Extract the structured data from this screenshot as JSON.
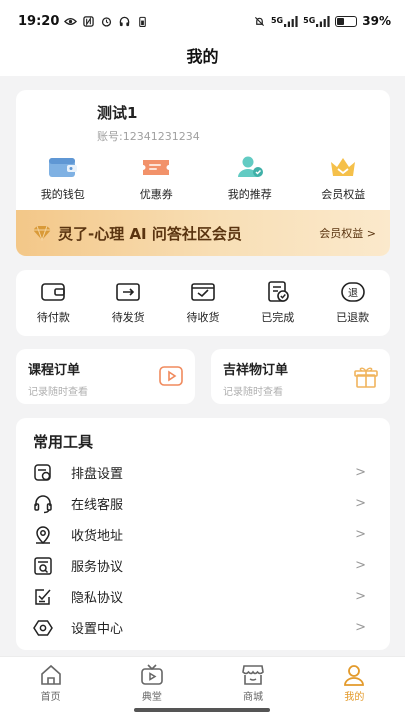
{
  "status_bar": {
    "time": "19:20",
    "battery_percent": "39%",
    "network_1": "5G",
    "network_2": "5G"
  },
  "header": {
    "title": "我的"
  },
  "profile": {
    "name": "测试1",
    "account": "账号:12341231234"
  },
  "quick_actions": [
    {
      "label": "我的钱包",
      "icon": "wallet-icon"
    },
    {
      "label": "优惠券",
      "icon": "coupon-icon"
    },
    {
      "label": "我的推荐",
      "icon": "referral-icon"
    },
    {
      "label": "会员权益",
      "icon": "crown-icon"
    }
  ],
  "vip_banner": {
    "title": "灵了-心理 AI 问答社区会员",
    "link": "会员权益 >"
  },
  "orders": [
    {
      "label": "待付款",
      "icon": "wallet-pay-icon"
    },
    {
      "label": "待发货",
      "icon": "ship-box-icon"
    },
    {
      "label": "待收货",
      "icon": "receive-check-icon"
    },
    {
      "label": "已完成",
      "icon": "document-check-icon"
    },
    {
      "label": "已退款",
      "icon": "refund-icon"
    }
  ],
  "course_orders": {
    "title": "课程订单",
    "subtitle": "记录随时查看"
  },
  "mascot_orders": {
    "title": "吉祥物订单",
    "subtitle": "记录随时查看"
  },
  "tools": {
    "title": "常用工具",
    "chevron": ">",
    "items": [
      {
        "label": "排盘设置",
        "icon": "chart-settings-icon"
      },
      {
        "label": "在线客服",
        "icon": "headset-icon"
      },
      {
        "label": "收货地址",
        "icon": "location-icon"
      },
      {
        "label": "服务协议",
        "icon": "service-agreement-icon"
      },
      {
        "label": "隐私协议",
        "icon": "privacy-agreement-icon"
      },
      {
        "label": "设置中心",
        "icon": "settings-icon"
      }
    ]
  },
  "bottom_nav": [
    {
      "label": "首页",
      "icon": "home-icon",
      "active": false
    },
    {
      "label": "典堂",
      "icon": "tv-icon",
      "active": false
    },
    {
      "label": "商城",
      "icon": "store-icon",
      "active": false
    },
    {
      "label": "我的",
      "icon": "user-icon",
      "active": true
    }
  ],
  "colors": {
    "accent": "#e39a2b",
    "vip_text": "#5a3410",
    "wallet": "#6fa8dc",
    "coupon": "#f08a5d",
    "referral": "#5ec8c0"
  }
}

Problem details: Set down the lines of the records above exactly, apart from the pictures.

Response to this exercise:
Extract the structured data from this screenshot as JSON.
{
  "status_bar": {
    "time": "19:20",
    "battery_percent": "39%",
    "network_1": "5G",
    "network_2": "5G"
  },
  "header": {
    "title": "我的"
  },
  "profile": {
    "name": "测试1",
    "account": "账号:12341231234"
  },
  "quick_actions": [
    {
      "label": "我的钱包",
      "icon": "wallet-icon"
    },
    {
      "label": "优惠券",
      "icon": "coupon-icon"
    },
    {
      "label": "我的推荐",
      "icon": "referral-icon"
    },
    {
      "label": "会员权益",
      "icon": "crown-icon"
    }
  ],
  "vip_banner": {
    "title": "灵了-心理 AI 问答社区会员",
    "link": "会员权益 >"
  },
  "orders": [
    {
      "label": "待付款",
      "icon": "wallet-pay-icon"
    },
    {
      "label": "待发货",
      "icon": "ship-box-icon"
    },
    {
      "label": "待收货",
      "icon": "receive-check-icon"
    },
    {
      "label": "已完成",
      "icon": "document-check-icon"
    },
    {
      "label": "已退款",
      "icon": "refund-icon"
    }
  ],
  "course_orders": {
    "title": "课程订单",
    "subtitle": "记录随时查看"
  },
  "mascot_orders": {
    "title": "吉祥物订单",
    "subtitle": "记录随时查看"
  },
  "tools": {
    "title": "常用工具",
    "chevron": ">",
    "items": [
      {
        "label": "排盘设置",
        "icon": "chart-settings-icon"
      },
      {
        "label": "在线客服",
        "icon": "headset-icon"
      },
      {
        "label": "收货地址",
        "icon": "location-icon"
      },
      {
        "label": "服务协议",
        "icon": "service-agreement-icon"
      },
      {
        "label": "隐私协议",
        "icon": "privacy-agreement-icon"
      },
      {
        "label": "设置中心",
        "icon": "settings-icon"
      }
    ]
  },
  "bottom_nav": [
    {
      "label": "首页",
      "icon": "home-icon",
      "active": false
    },
    {
      "label": "典堂",
      "icon": "tv-icon",
      "active": false
    },
    {
      "label": "商城",
      "icon": "store-icon",
      "active": false
    },
    {
      "label": "我的",
      "icon": "user-icon",
      "active": true
    }
  ],
  "colors": {
    "accent": "#e39a2b",
    "vip_text": "#5a3410",
    "wallet": "#6fa8dc",
    "coupon": "#f08a5d",
    "referral": "#5ec8c0"
  }
}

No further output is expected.